Part of a data file
^^^^^^^^^^^^^^^^

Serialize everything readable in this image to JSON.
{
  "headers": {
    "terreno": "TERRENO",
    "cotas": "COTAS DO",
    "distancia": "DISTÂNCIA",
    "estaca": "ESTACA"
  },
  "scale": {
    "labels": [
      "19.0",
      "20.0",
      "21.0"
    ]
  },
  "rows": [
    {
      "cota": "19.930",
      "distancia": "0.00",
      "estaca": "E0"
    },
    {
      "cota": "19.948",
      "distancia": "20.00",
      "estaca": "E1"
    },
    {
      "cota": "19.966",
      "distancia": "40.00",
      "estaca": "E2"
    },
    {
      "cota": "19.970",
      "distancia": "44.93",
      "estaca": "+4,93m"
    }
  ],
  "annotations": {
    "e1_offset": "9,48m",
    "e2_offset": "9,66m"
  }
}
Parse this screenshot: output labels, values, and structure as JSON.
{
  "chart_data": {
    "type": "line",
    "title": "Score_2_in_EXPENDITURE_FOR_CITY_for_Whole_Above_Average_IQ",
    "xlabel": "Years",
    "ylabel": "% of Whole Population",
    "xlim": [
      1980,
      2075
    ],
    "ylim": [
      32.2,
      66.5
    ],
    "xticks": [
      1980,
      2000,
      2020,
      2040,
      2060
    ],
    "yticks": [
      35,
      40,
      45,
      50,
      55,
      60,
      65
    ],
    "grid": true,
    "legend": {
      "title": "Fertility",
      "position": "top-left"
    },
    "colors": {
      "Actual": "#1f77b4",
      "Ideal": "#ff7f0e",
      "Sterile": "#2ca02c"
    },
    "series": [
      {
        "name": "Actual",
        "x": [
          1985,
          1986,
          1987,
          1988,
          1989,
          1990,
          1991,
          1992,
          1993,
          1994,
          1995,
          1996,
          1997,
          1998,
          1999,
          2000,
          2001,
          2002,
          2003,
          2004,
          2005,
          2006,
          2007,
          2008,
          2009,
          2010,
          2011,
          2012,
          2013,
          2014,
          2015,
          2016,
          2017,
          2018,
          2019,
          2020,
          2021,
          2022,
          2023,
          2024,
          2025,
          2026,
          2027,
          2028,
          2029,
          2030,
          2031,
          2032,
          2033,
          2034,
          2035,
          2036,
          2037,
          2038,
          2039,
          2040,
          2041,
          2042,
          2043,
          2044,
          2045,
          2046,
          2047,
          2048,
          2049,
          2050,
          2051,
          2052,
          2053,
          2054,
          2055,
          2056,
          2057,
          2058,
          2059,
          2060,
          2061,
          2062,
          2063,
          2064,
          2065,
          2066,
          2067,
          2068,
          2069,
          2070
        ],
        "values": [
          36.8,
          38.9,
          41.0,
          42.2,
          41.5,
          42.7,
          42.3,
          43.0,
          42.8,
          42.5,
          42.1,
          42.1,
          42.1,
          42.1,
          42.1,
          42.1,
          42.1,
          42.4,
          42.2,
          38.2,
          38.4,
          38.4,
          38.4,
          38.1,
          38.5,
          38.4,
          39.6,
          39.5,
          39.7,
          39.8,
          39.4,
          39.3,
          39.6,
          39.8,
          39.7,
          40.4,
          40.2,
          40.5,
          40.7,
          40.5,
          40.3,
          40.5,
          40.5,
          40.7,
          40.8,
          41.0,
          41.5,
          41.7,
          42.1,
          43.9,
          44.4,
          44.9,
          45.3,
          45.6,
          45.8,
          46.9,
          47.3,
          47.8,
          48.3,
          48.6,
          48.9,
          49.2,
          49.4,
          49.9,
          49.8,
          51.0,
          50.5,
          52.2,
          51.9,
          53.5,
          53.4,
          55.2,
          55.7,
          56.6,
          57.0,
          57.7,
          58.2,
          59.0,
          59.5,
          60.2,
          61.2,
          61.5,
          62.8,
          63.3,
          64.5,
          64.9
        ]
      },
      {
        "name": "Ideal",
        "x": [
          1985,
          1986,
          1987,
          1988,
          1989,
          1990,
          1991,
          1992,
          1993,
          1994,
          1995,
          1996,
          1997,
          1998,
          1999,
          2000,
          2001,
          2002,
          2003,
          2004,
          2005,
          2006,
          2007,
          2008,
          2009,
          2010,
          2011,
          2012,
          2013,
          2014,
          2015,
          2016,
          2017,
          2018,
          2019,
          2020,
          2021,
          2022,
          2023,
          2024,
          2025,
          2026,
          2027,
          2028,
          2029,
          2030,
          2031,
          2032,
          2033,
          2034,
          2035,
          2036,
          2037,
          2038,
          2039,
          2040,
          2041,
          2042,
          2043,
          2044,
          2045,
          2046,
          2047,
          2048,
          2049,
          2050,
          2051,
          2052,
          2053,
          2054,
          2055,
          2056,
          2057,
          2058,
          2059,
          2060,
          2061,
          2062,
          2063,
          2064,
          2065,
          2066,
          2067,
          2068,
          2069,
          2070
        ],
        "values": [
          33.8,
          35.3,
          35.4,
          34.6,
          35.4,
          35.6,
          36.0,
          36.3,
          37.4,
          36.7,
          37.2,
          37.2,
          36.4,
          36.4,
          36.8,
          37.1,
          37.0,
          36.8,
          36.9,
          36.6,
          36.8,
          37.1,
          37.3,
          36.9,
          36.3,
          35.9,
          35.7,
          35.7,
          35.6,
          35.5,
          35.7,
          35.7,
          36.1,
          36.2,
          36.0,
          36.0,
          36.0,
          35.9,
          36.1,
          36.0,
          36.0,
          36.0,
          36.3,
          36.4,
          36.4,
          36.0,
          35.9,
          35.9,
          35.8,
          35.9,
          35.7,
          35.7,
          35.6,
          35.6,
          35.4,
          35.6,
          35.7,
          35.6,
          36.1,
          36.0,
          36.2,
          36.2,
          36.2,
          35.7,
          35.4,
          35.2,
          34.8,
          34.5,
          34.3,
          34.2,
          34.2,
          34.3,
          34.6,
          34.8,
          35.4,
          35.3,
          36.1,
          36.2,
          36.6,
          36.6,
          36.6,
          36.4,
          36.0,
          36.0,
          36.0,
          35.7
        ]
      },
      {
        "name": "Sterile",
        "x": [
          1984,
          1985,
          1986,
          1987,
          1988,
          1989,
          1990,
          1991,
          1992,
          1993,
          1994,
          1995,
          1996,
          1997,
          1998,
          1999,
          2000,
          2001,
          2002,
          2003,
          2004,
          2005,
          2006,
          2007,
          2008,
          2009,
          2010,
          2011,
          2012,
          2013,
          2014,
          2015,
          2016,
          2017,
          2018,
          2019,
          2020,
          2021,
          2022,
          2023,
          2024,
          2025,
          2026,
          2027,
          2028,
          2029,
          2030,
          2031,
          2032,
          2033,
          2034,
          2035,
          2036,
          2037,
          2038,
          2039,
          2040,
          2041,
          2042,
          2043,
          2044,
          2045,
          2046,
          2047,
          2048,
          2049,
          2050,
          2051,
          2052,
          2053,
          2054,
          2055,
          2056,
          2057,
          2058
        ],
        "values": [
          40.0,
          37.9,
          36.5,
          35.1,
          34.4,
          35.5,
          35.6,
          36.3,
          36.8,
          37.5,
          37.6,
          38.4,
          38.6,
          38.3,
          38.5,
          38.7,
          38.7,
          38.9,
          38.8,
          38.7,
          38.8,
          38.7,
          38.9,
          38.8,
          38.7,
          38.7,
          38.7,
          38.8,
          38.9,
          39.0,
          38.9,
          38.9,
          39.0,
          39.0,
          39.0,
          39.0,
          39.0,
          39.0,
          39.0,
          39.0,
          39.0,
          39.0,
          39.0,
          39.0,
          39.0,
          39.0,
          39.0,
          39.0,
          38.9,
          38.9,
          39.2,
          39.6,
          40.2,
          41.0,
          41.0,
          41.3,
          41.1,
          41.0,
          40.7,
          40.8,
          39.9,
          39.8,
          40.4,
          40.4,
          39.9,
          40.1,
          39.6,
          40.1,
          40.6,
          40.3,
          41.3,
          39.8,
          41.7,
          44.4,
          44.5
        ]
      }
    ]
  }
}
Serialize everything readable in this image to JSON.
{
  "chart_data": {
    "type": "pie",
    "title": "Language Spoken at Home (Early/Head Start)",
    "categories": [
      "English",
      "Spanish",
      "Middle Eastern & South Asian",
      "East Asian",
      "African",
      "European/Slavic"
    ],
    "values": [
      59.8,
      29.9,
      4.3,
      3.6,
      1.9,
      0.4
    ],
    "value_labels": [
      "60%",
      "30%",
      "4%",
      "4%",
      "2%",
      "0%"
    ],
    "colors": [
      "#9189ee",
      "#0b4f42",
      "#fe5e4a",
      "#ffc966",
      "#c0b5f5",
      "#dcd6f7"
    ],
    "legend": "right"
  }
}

^^^^^^^^^^^^^^^^

> Exercise brief: Pull out every line containing "Asian".

> Correct response:
      "Middle Eastern & South Asian",
      "East Asian",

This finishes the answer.